» Stated exercise
Turn every line of the records below into a JSON list of strings, one string per line, leaving out any blank lines.

(Element box annotations)
· · · ·

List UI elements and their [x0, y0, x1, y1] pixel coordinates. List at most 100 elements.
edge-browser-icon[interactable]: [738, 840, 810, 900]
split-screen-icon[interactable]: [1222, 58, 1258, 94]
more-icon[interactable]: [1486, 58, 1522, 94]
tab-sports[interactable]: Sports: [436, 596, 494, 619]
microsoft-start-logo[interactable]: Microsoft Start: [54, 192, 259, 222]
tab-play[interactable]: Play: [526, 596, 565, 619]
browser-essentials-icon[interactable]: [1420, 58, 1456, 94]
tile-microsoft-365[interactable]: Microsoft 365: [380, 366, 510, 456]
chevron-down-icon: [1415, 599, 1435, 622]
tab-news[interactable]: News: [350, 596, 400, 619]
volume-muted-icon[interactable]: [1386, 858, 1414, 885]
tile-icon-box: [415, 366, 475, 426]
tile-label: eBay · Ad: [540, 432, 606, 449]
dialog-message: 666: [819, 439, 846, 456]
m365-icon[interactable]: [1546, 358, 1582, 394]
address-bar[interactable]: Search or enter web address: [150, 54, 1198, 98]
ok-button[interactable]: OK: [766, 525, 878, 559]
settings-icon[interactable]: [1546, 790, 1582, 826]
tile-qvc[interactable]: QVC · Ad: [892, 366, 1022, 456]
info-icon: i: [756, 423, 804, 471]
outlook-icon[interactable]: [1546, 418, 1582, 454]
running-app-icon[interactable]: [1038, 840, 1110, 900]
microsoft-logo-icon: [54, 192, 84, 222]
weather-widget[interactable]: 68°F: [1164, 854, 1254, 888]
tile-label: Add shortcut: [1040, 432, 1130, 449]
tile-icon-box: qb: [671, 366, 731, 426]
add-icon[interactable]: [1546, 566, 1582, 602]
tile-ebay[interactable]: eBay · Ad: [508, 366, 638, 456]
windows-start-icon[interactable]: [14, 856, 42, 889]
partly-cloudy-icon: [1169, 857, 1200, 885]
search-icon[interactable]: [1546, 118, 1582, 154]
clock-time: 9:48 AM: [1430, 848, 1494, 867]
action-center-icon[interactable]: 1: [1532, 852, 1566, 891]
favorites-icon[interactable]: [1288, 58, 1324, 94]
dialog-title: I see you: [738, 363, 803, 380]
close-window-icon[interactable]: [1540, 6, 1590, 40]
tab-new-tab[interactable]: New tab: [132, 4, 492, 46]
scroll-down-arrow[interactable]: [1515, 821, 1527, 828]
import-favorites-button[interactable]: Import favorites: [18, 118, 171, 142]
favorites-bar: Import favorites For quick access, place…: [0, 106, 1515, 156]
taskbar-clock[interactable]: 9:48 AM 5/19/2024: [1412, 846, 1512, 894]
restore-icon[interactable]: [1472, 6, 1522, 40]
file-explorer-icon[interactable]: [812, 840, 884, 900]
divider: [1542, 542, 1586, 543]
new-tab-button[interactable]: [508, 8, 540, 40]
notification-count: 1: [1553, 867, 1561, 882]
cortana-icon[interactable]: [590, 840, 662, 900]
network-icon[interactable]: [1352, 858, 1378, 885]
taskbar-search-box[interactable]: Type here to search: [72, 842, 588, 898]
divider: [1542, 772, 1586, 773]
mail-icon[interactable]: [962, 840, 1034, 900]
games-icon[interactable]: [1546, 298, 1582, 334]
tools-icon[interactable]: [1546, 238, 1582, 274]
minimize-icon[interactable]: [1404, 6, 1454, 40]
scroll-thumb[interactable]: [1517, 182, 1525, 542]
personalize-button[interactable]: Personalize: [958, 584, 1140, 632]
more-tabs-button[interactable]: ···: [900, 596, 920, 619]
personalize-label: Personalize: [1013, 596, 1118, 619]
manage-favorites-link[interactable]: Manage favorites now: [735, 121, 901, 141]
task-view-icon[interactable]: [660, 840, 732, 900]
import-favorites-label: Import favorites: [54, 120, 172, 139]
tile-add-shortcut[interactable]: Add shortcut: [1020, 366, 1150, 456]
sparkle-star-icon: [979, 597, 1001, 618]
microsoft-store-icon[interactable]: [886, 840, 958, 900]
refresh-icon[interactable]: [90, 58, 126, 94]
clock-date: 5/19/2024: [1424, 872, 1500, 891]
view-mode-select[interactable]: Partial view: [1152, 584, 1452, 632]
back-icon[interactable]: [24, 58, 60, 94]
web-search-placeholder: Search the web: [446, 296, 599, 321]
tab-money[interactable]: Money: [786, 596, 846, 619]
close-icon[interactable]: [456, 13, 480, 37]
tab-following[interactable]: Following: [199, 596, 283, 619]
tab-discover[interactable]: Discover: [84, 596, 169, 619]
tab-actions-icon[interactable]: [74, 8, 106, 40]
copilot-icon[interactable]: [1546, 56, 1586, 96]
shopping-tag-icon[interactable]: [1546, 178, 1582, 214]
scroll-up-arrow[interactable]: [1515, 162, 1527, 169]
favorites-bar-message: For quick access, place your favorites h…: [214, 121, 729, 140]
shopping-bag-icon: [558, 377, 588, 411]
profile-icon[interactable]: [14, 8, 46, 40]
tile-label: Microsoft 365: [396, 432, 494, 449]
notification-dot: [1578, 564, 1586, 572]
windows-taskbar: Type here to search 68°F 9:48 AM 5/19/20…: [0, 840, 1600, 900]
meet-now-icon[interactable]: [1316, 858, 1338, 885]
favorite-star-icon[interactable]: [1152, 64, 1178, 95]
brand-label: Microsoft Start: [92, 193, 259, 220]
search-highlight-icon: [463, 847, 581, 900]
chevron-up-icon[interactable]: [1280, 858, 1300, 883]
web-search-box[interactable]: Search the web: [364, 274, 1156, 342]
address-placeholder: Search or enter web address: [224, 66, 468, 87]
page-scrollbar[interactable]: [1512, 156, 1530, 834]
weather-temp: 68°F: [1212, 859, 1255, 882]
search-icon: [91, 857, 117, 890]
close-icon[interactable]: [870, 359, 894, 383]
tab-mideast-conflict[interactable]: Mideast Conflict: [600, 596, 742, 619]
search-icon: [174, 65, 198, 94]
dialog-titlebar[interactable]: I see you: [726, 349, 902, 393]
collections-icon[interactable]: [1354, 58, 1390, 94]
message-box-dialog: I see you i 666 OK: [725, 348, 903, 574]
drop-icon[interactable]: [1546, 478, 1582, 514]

· · · ·

» Task response
[
  "List UI elements and their [x0, y0, x1, y1] pixel coordinates. List at most 100 elements.",
  "edge-browser-icon[interactable]: [738, 840, 810, 900]",
  "split-screen-icon[interactable]: [1222, 58, 1258, 94]",
  "more-icon[interactable]: [1486, 58, 1522, 94]",
  "tab-sports[interactable]: Sports: [436, 596, 494, 619]",
  "microsoft-start-logo[interactable]: Microsoft Start: [54, 192, 259, 222]",
  "tab-play[interactable]: Play: [526, 596, 565, 619]",
  "browser-essentials-icon[interactable]: [1420, 58, 1456, 94]",
  "tile-microsoft-365[interactable]: Microsoft 365: [380, 366, 510, 456]",
  "chevron-down-icon: [1415, 599, 1435, 622]",
  "tab-news[interactable]: News: [350, 596, 400, 619]",
  "volume-muted-icon[interactable]: [1386, 858, 1414, 885]",
  "tile-icon-box: [415, 366, 475, 426]",
  "tile-label: eBay · Ad: [540, 432, 606, 449]",
  "dialog-message: 666: [819, 439, 846, 456]",
  "m365-icon[interactable]: [1546, 358, 1582, 394]",
  "address-bar[interactable]: Search or enter web address: [150, 54, 1198, 98]",
  "ok-button[interactable]: OK: [766, 525, 878, 559]",
  "settings-icon[interactable]: [1546, 790, 1582, 826]",
  "tile-qvc[interactable]: QVC · Ad: [892, 366, 1022, 456]",
  "info-icon: i: [756, 423, 804, 471]",
  "outlook-icon[interactable]: [1546, 418, 1582, 454]",
  "running-app-icon[interactable]: [1038, 840, 1110, 900]",
  "microsoft-logo-icon: [54, 192, 84, 222]",
  "weather-widget[interactable]: 68°F: [1164, 854, 1254, 888]",
  "tile-label: Add shortcut: [1040, 432, 1130, 449]",
  "tile-icon-box: qb: [671, 366, 731, 426]",
  "add-icon[interactable]: [1546, 566, 1582, 602]",
  "tile-ebay[interactable]: eBay · Ad: [508, 366, 638, 456]",
  "windows-start-icon[interactable]: [14, 856, 42, 889]",
  "partly-cloudy-icon: [1169, 857, 1200, 885]",
  "search-icon[interactable]: [1546, 118, 1582, 154]",
  "clock-time: 9:48 AM: [1430, 848, 1494, 867]",
  "action-center-icon[interactable]: 1: [1532, 852, 1566, 891]",
  "favorites-icon[interactable]: [1288, 58, 1324, 94]",
  "dialog-title: I see you: [738, 363, 803, 380]",
  "close-window-icon[interactable]: [1540, 6, 1590, 40]",
  "tab-new-tab[interactable]: New tab: [132, 4, 492, 46]",
  "scroll-down-arrow[interactable]: [1515, 821, 1527, 828]",
  "import-favorites-button[interactable]: Import favorites: [18, 118, 171, 142]",
  "favorites-bar: Import favorites For quick access, place…: [0, 106, 1515, 156]",
  "taskbar-clock[interactable]: 9:48 AM 5/19/2024: [1412, 846, 1512, 894]",
  "restore-icon[interactable]: [1472, 6, 1522, 40]",
  "file-explorer-icon[interactable]: [812, 840, 884, 900]",
  "divider: [1542, 542, 1586, 543]",
  "new-tab-button[interactable]: [508, 8, 540, 40]",
  "notification-count: 1: [1553, 867, 1561, 882]",
  "cortana-icon[interactable]: [590, 840, 662, 900]",
  "network-icon[interactable]: [1352, 858, 1378, 885]",
  "taskbar-search-box[interactable]: Type here to search: [72, 842, 588, 898]",
  "divider: [1542, 772, 1586, 773]",
  "mail-icon[interactable]: [962, 840, 1034, 900]",
  "games-icon[interactable]: [1546, 298, 1582, 334]",
  "tools-icon[interactable]: [1546, 238, 1582, 274]",
  "minimize-icon[interactable]: [1404, 6, 1454, 40]",
  "scroll-thumb[interactable]: [1517, 182, 1525, 542]",
  "personalize-button[interactable]: Personalize: [958, 584, 1140, 632]",
  "more-tabs-button[interactable]: ···: [900, 596, 920, 619]",
  "personalize-label: Personalize: [1013, 596, 1118, 619]",
  "manage-favorites-link[interactable]: Manage favorites now: [735, 121, 901, 141]",
  "task-view-icon[interactable]: [660, 840, 732, 900]",
  "import-favorites-label: Import favorites: [54, 120, 172, 139]",
  "tile-add-shortcut[interactable]: Add shortcut: [1020, 366, 1150, 456]",
  "sparkle-star-icon: [979, 597, 1001, 618]",
  "microsoft-store-icon[interactable]: [886, 840, 958, 900]",
  "refresh-icon[interactable]: [90, 58, 126, 94]",
  "clock-date: 5/19/2024: [1424, 872, 1500, 891]",
  "view-mode-select[interactable]: Partial view: [1152, 584, 1452, 632]",
  "back-icon[interactable]: [24, 58, 60, 94]",
  "web-search-placeholder: Search the web: [446, 296, 599, 321]",
  "tab-money[interactable]: Money: [786, 596, 846, 619]",
  "close-icon[interactable]: [456, 13, 480, 37]",
  "tab-following[interactable]: Following: [199, 596, 283, 619]",
  "tab-discover[interactable]: Discover: [84, 596, 169, 619]",
  "tab-actions-icon[interactable]: [74, 8, 106, 40]",
  "copilot-icon[interactable]: [1546, 56, 1586, 96]",
  "shopping-tag-icon[interactable]: [1546, 178, 1582, 214]",
  "scroll-up-arrow[interactable]: [1515, 162, 1527, 169]",
  "favorites-bar-message: For quick access, place your favorites h…: [214, 121, 729, 140]",
  "shopping-bag-icon: [558, 377, 588, 411]",
  "profile-icon[interactable]: [14, 8, 46, 40]",
  "tile-label: Microsoft 365: [396, 432, 494, 449]",
  "notification-dot: [1578, 564, 1586, 572]",
  "windows-taskbar: Type here to search 68°F 9:48 AM 5/19/20…: [0, 840, 1600, 900]",
  "meet-now-icon[interactable]: [1316, 858, 1338, 885]",
  "favorite-star-icon[interactable]: [1152, 64, 1178, 95]",
  "brand-label: Microsoft Start: [92, 193, 259, 220]",
  "search-highlight-icon: [463, 847, 581, 900]",
  "chevron-up-icon[interactable]: [1280, 858, 1300, 883]",
  "web-search-box[interactable]: Search the web: [364, 274, 1156, 342]",
  "address-placeholder: Search or enter web address: [224, 66, 468, 87]",
  "page-scrollbar[interactable]: [1512, 156, 1530, 834]",
  "weather-temp: 68°F: [1212, 859, 1255, 882]",
  "search-icon: [91, 857, 117, 890]",
  "close-icon[interactable]: [870, 359, 894, 383]",
  "tab-mideast-conflict[interactable]: Mideast Conflict: [600, 596, 742, 619]",
  "search-icon: [174, 65, 198, 94]",
  "dialog-titlebar[interactable]: I see you: [726, 349, 902, 393]",
  "collections-icon[interactable]: [1354, 58, 1390, 94]",
  "message-box-dialog: I see you i 666 OK: [725, 348, 903, 574]",
  "drop-icon[interactable]: [1546, 478, 1582, 514]"
]